Task objective → Leave out every picture, then transcribe the rest of the listing exactly.

Input data →
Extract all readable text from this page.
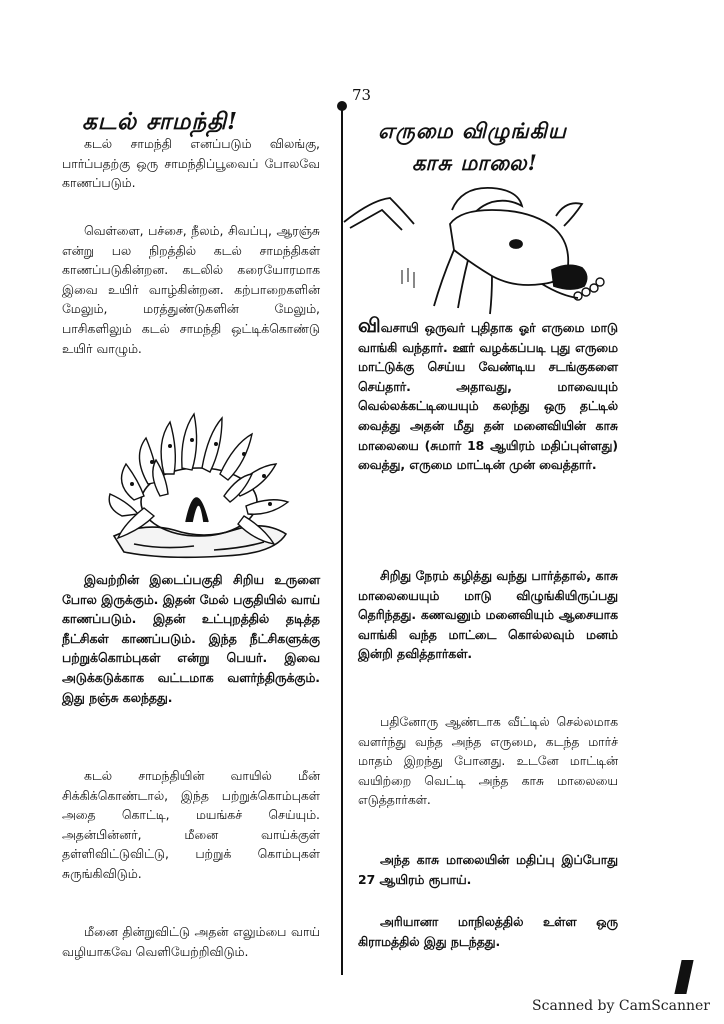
73
கடல் சாமந்தி!

கடல் சாமந்தி எனப்படும் விலங்கு, பார்ப்பதற்கு ஒரு சாமந்திப்பூவைப் போலவே காணப்படும்.

வெள்ளை, பச்சை, நீலம், சிவப்பு, ஆரஞ்சு என்று பல நிறத்தில் கடல் சாமந்திகள் காணப்படுகின்றன. கடலில் கரையோரமாக இவை உயிர் வாழ்கின்றன. கற்பாறைகளின் மேலும், மரத்துண்டுகளின் மேலும், பாசிகளிலும் கடல் சாமந்தி ஒட்டிக்கொண்டு உயிர் வாழும்.

இவற்றின் இடைப்பகுதி சிறிய உருளை போல இருக்கும். இதன் மேல் பகுதியில் வாய் காணப்படும். இதன் உட்புறத்தில் தடித்த நீட்சிகள் காணப்படும். இந்த நீட்சிகளுக்கு பற்றுக்கொம்புகள் என்று பெயர். இவை அடுக்கடுக்காக வட்டமாக வளர்ந்திருக்கும். இது நஞ்சு கலந்தது.

கடல் சாமந்தியின் வாயில் மீன் சிக்கிக்கொண்டால், இந்த பற்றுக்கொம்புகள் அதை கொட்டி, மயங்கச் செய்யும். அதன்பின்னர், மீனை வாய்க்குள் தள்ளிவிட்டுவிட்டு, பற்றுக் கொம்புகள் சுருங்கிவிடும்.

மீனை தின்றுவிட்டு அதன் எலும்பை வாய் வழியாகவே வெளியேற்றிவிடும்.

எருமை விழுங்கிய
காசு மாலை!

விவசாயி ஒருவர் புதிதாக ஓர் எருமை மாடு வாங்கி வந்தார். ஊர் வழக்கப்படி புது எருமை மாட்டுக்கு செய்ய வேண்டிய சடங்குகளை செய்தார். அதாவது, மாவையும் வெல்லக்கட்டியையும் கலந்து ஒரு தட்டில் வைத்து அதன் மீது தன் மனைவியின் காசு மாலையை (சுமார் 18 ஆயிரம் மதிப்புள்ளது) வைத்து, எருமை மாட்டின் முன் வைத்தார்.

சிறிது நேரம் கழித்து வந்து பார்த்தால், காசு மாலையையும் மாடு விழுங்கியிருப்பது தெரிந்தது. கணவனும் மனைவியும் ஆசையாக வாங்கி வந்த மாட்டை கொல்லவும் மனம் இன்றி தவித்தார்கள்.

பதினோரு ஆண்டாக வீட்டில் செல்லமாக வளர்ந்து வந்த அந்த எருமை, கடந்த மார்ச் மாதம் இறந்து போனது. உடனே மாட்டின் வயிற்றை வெட்டி அந்த காசு மாலையை எடுத்தார்கள்.

அந்த காசு மாலையின் மதிப்பு இப்போது 27 ஆயிரம் ரூபாய்.

அரியானா மாநிலத்தில் உள்ள ஒரு கிராமத்தில் இது நடந்தது.

Scanned by CamScanner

Correct output →
Extract all readable text from this page.
73
கடல் சாமந்தி!

கடல் சாமந்தி எனப்படும் விலங்கு, பார்ப்பதற்கு ஒரு சாமந்திப்பூவைப் போலவே காணப்படும்.

வெள்ளை, பச்சை, நீலம், சிவப்பு, ஆரஞ்சு என்று பல நிறத்தில் கடல் சாமந்திகள் காணப்படுகின்றன. கடலில் கரையோரமாக இவை உயிர் வாழ்கின்றன. கற்பாறைகளின் மேலும், மரத்துண்டுகளின் மேலும், பாசிகளிலும் கடல் சாமந்தி ஒட்டிக்கொண்டு உயிர் வாழும்.

இவற்றின் இடைப்பகுதி சிறிய உருளை போல இருக்கும். இதன் மேல் பகுதியில் வாய் காணப்படும். இதன் உட்புறத்தில் தடித்த நீட்சிகள் காணப்படும். இந்த நீட்சிகளுக்கு பற்றுக்கொம்புகள் என்று பெயர். இவை அடுக்கடுக்காக வட்டமாக வளர்ந்திருக்கும். இது நஞ்சு கலந்தது.

கடல் சாமந்தியின் வாயில் மீன் சிக்கிக்கொண்டால், இந்த பற்றுக்கொம்புகள் அதை கொட்டி, மயங்கச் செய்யும். அதன்பின்னர், மீனை வாய்க்குள் தள்ளிவிட்டுவிட்டு, பற்றுக் கொம்புகள் சுருங்கிவிடும்.

மீனை தின்றுவிட்டு அதன் எலும்பை வாய் வழியாகவே வெளியேற்றிவிடும்.

எருமை விழுங்கிய
காசு மாலை!

விவசாயி ஒருவர் புதிதாக ஓர் எருமை மாடு வாங்கி வந்தார். ஊர் வழக்கப்படி புது எருமை மாட்டுக்கு செய்ய வேண்டிய சடங்குகளை செய்தார். அதாவது, மாவையும் வெல்லக்கட்டியையும் கலந்து ஒரு தட்டில் வைத்து அதன் மீது தன் மனைவியின் காசு மாலையை (சுமார் 18 ஆயிரம் மதிப்புள்ளது) வைத்து, எருமை மாட்டின் முன் வைத்தார்.

சிறிது நேரம் கழித்து வந்து பார்த்தால், காசு மாலையையும் மாடு விழுங்கியிருப்பது தெரிந்தது. கணவனும் மனைவியும் ஆசையாக வாங்கி வந்த மாட்டை கொல்லவும் மனம் இன்றி தவித்தார்கள்.

பதினோரு ஆண்டாக வீட்டில் செல்லமாக வளர்ந்து வந்த அந்த எருமை, கடந்த மார்ச் மாதம் இறந்து போனது. உடனே மாட்டின் வயிற்றை வெட்டி அந்த காசு மாலையை எடுத்தார்கள்.

அந்த காசு மாலையின் மதிப்பு இப்போது 27 ஆயிரம் ரூபாய்.

அரியானா மாநிலத்தில் உள்ள ஒரு கிராமத்தில் இது நடந்தது.

Scanned by CamScanner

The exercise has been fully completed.